AIM:
Sort through the entries below and pull out lines containing the word "APARATUR".
===============
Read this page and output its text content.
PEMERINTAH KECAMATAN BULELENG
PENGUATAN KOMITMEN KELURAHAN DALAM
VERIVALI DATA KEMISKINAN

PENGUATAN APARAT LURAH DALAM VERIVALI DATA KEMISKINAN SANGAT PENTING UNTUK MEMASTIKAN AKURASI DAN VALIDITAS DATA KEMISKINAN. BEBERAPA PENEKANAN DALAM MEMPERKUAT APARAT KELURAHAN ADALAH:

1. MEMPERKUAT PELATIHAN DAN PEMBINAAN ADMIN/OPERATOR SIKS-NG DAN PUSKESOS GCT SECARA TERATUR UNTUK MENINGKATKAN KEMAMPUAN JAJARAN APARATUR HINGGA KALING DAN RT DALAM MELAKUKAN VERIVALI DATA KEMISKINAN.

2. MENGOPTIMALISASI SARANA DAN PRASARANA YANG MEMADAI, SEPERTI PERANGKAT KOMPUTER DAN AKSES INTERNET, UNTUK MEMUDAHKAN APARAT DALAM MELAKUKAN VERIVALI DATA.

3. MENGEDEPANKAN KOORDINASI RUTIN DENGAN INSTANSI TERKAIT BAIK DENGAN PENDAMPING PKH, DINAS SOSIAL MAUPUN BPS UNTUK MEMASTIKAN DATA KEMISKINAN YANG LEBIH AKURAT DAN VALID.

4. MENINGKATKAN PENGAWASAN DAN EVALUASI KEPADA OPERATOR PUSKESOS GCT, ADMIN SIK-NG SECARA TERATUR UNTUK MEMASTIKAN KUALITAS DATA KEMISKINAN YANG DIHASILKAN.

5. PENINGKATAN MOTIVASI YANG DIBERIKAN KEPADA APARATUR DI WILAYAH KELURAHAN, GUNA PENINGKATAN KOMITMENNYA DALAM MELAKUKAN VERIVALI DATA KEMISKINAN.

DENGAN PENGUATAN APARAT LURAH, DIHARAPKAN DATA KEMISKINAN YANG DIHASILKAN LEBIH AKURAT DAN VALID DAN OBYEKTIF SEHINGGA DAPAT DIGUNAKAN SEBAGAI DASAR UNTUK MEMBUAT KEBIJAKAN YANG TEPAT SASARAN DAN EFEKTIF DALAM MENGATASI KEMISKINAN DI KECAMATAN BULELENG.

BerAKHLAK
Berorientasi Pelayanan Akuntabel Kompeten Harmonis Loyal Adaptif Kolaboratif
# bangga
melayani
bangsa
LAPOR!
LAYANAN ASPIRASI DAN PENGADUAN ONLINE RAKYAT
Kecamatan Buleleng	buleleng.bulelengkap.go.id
===============
EXPECTED ANSWER:
1. MEMPERKUAT PELATIHAN DAN PEMBINAAN ADMIN/OPERATOR SIKS-NG DAN PUSKESOS GCT SECARA TERATUR UNTUK MENINGKATKAN KEMAMPUAN JAJARAN APARATUR HINGGA KALING DAN RT DALAM MELAKUKAN VERIVALI DATA KEMISKINAN.
5. PENINGKATAN MOTIVASI YANG DIBERIKAN KEPADA APARATUR DI WILAYAH KELURAHAN, GUNA PENINGKATAN KOMITMENNYA DALAM MELAKUKAN VERIVALI DATA KEMISKINAN.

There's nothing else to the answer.